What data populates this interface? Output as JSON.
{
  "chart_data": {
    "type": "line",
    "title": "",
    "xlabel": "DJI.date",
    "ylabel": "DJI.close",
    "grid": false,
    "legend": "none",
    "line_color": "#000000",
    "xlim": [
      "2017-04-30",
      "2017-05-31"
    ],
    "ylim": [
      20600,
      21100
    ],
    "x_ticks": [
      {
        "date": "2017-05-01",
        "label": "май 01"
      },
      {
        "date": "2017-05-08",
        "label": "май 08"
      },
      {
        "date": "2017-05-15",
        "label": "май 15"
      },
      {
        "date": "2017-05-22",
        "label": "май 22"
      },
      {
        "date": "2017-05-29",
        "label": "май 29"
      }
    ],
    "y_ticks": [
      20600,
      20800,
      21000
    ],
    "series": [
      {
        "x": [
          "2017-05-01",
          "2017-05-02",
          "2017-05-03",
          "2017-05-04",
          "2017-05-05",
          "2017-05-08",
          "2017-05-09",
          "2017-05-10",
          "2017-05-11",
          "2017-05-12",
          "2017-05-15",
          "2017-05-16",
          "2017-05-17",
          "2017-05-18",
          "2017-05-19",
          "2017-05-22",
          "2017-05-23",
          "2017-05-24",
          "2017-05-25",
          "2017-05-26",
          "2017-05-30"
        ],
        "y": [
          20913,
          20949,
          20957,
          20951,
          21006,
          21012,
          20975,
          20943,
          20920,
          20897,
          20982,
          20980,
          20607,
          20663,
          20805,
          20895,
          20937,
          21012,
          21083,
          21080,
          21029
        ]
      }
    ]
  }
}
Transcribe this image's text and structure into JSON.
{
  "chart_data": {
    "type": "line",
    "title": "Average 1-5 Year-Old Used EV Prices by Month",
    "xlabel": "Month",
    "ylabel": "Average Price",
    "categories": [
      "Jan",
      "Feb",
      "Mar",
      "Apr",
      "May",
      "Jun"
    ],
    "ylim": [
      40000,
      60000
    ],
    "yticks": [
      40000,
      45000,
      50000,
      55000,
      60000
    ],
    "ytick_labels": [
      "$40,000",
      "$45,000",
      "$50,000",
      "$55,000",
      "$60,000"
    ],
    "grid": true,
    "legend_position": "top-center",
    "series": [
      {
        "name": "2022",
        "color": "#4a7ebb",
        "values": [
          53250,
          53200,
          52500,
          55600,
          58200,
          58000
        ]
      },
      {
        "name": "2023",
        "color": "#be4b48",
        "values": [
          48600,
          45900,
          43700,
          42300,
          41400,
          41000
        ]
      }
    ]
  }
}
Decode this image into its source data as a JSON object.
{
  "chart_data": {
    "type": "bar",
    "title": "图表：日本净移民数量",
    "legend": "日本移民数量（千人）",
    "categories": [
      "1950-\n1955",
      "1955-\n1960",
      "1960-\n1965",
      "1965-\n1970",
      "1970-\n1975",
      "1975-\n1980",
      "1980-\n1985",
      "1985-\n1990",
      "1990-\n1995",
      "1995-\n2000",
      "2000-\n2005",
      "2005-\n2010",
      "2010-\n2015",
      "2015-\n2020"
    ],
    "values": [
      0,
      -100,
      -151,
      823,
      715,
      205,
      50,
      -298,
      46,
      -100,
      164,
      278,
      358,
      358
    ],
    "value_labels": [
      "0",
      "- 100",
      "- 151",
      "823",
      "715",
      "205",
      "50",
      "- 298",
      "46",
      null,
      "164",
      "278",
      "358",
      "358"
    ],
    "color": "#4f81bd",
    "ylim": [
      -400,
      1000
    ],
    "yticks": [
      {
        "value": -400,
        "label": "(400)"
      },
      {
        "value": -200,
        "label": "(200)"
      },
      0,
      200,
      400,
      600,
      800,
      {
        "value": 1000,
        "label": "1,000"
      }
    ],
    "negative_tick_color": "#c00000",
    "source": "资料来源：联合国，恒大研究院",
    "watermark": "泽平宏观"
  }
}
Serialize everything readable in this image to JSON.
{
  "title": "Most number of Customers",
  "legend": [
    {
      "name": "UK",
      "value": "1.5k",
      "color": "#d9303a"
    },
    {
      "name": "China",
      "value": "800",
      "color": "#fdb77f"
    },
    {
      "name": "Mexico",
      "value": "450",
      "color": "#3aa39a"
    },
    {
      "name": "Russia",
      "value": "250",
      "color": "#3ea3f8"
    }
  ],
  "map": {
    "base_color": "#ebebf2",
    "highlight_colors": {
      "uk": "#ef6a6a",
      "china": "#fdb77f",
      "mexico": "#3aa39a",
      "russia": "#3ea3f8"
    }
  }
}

▬▬▬▬▬▬▬▬▬▬

● WHAT IS REQUIRED:
All of the entries above need to be reproduced exactly.

● FULL OUTPUT:
What data populates this interface? Output as JSON.
{
  "chart_data": {
    "type": "line",
    "title": "",
    "xlabel": "DJI.date",
    "ylabel": "DJI.close",
    "grid": false,
    "legend": "none",
    "line_color": "#000000",
    "xlim": [
      "2017-04-30",
      "2017-05-31"
    ],
    "ylim": [
      20600,
      21100
    ],
    "x_ticks": [
      {
        "date": "2017-05-01",
        "label": "май 01"
      },
      {
        "date": "2017-05-08",
        "label": "май 08"
      },
      {
        "date": "2017-05-15",
        "label": "май 15"
      },
      {
        "date": "2017-05-22",
        "label": "май 22"
      },
      {
        "date": "2017-05-29",
        "label": "май 29"
      }
    ],
    "y_ticks": [
      20600,
      20800,
      21000
    ],
    "series": [
      {
        "x": [
          "2017-05-01",
          "2017-05-02",
          "2017-05-03",
          "2017-05-04",
          "2017-05-05",
          "2017-05-08",
          "2017-05-09",
          "2017-05-10",
          "2017-05-11",
          "2017-05-12",
          "2017-05-15",
          "2017-05-16",
          "2017-05-17",
          "2017-05-18",
          "2017-05-19",
          "2017-05-22",
          "2017-05-23",
          "2017-05-24",
          "2017-05-25",
          "2017-05-26",
          "2017-05-30"
        ],
        "y": [
          20913,
          20949,
          20957,
          20951,
          21006,
          21012,
          20975,
          20943,
          20920,
          20897,
          20982,
          20980,
          20607,
          20663,
          20805,
          20895,
          20937,
          21012,
          21083,
          21080,
          21029
        ]
      }
    ]
  }
}
Transcribe this image's text and structure into JSON.
{
  "chart_data": {
    "type": "line",
    "title": "Average 1-5 Year-Old Used EV Prices by Month",
    "xlabel": "Month",
    "ylabel": "Average Price",
    "categories": [
      "Jan",
      "Feb",
      "Mar",
      "Apr",
      "May",
      "Jun"
    ],
    "ylim": [
      40000,
      60000
    ],
    "yticks": [
      40000,
      45000,
      50000,
      55000,
      60000
    ],
    "ytick_labels": [
      "$40,000",
      "$45,000",
      "$50,000",
      "$55,000",
      "$60,000"
    ],
    "grid": true,
    "legend_position": "top-center",
    "series": [
      {
        "name": "2022",
        "color": "#4a7ebb",
        "values": [
          53250,
          53200,
          52500,
          55600,
          58200,
          58000
        ]
      },
      {
        "name": "2023",
        "color": "#be4b48",
        "values": [
          48600,
          45900,
          43700,
          42300,
          41400,
          41000
        ]
      }
    ]
  }
}
Decode this image into its source data as a JSON object.
{
  "chart_data": {
    "type": "bar",
    "title": "图表：日本净移民数量",
    "legend": "日本移民数量（千人）",
    "categories": [
      "1950-\n1955",
      "1955-\n1960",
      "1960-\n1965",
      "1965-\n1970",
      "1970-\n1975",
      "1975-\n1980",
      "1980-\n1985",
      "1985-\n1990",
      "1990-\n1995",
      "1995-\n2000",
      "2000-\n2005",
      "2005-\n2010",
      "2010-\n2015",
      "2015-\n2020"
    ],
    "values": [
      0,
      -100,
      -151,
      823,
      715,
      205,
      50,
      -298,
      46,
      -100,
      164,
      278,
      358,
      358
    ],
    "value_labels": [
      "0",
      "- 100",
      "- 151",
      "823",
      "715",
      "205",
      "50",
      "- 298",
      "46",
      null,
      "164",
      "278",
      "358",
      "358"
    ],
    "color": "#4f81bd",
    "ylim": [
      -400,
      1000
    ],
    "yticks": [
      {
        "value": -400,
        "label": "(400)"
      },
      {
        "value": -200,
        "label": "(200)"
      },
      0,
      200,
      400,
      600,
      800,
      {
        "value": 1000,
        "label": "1,000"
      }
    ],
    "negative_tick_color": "#c00000",
    "source": "资料来源：联合国，恒大研究院",
    "watermark": "泽平宏观"
  }
}
Serialize everything readable in this image to JSON.
{
  "title": "Most number of Customers",
  "legend": [
    {
      "name": "UK",
      "value": "1.5k",
      "color": "#d9303a"
    },
    {
      "name": "China",
      "value": "800",
      "color": "#fdb77f"
    },
    {
      "name": "Mexico",
      "value": "450",
      "color": "#3aa39a"
    },
    {
      "name": "Russia",
      "value": "250",
      "color": "#3ea3f8"
    }
  ],
  "map": {
    "base_color": "#ebebf2",
    "highlight_colors": {
      "uk": "#ef6a6a",
      "china": "#fdb77f",
      "mexico": "#3aa39a",
      "russia": "#3ea3f8"
    }
  }
}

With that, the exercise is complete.